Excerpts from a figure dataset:
## start

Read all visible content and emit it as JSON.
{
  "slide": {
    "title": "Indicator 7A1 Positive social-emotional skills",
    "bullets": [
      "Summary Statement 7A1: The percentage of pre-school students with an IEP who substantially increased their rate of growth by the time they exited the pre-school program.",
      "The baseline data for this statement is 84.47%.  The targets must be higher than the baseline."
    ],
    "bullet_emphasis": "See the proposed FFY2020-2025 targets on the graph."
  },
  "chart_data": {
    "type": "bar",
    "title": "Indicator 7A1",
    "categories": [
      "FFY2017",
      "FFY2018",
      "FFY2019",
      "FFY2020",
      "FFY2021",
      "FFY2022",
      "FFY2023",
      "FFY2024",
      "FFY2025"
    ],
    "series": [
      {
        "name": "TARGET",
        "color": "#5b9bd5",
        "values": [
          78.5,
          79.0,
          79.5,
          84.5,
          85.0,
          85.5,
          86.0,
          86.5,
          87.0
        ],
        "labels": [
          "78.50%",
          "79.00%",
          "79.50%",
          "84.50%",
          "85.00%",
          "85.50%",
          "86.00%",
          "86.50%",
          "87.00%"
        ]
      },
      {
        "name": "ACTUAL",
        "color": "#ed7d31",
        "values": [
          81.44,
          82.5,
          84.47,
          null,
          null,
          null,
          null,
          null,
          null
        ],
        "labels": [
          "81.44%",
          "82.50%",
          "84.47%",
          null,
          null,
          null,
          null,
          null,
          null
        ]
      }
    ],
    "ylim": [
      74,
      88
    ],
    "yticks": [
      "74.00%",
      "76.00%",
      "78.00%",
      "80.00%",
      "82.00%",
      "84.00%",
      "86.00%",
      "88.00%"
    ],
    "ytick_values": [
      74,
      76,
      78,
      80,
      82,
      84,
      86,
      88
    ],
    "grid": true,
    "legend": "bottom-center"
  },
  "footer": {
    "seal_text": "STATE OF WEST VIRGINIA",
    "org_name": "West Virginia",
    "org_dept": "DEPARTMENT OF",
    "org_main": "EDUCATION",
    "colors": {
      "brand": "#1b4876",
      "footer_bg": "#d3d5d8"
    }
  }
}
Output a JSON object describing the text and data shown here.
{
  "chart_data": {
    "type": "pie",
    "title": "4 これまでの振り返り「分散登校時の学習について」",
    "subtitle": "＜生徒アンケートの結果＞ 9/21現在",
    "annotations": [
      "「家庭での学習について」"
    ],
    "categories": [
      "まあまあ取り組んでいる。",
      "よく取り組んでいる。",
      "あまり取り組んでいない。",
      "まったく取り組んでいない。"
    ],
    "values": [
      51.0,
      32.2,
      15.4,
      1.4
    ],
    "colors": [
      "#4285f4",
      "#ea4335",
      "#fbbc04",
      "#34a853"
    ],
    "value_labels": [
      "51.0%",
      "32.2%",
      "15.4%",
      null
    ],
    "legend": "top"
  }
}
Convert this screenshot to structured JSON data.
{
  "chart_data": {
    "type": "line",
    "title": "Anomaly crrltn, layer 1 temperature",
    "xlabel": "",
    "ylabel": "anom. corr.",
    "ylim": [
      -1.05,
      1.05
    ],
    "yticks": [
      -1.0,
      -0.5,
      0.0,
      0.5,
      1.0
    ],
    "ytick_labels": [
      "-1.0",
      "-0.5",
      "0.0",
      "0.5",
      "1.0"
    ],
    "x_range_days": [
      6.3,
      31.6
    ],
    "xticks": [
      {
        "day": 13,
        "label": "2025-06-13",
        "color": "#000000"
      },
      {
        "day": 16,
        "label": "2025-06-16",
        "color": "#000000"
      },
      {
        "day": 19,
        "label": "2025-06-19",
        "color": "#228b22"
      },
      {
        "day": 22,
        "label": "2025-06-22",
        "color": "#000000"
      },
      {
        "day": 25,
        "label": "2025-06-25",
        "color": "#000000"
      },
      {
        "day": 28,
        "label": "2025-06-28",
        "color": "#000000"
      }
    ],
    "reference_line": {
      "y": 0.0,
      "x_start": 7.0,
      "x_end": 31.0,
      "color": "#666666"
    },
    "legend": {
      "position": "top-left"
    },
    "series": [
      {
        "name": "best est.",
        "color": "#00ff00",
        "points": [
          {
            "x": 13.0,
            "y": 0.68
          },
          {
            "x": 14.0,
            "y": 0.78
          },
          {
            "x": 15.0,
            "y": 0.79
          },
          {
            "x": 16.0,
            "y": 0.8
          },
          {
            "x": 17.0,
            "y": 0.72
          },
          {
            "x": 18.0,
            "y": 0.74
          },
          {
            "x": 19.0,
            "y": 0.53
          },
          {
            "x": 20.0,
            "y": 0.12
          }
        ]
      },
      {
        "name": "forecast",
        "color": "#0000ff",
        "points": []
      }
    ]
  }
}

## end

Using the records above, find and show each line with the string "JSON".

Read all visible content and emit it as JSON.
Output a JSON object describing the text and data shown here.
Convert this screenshot to structured JSON data.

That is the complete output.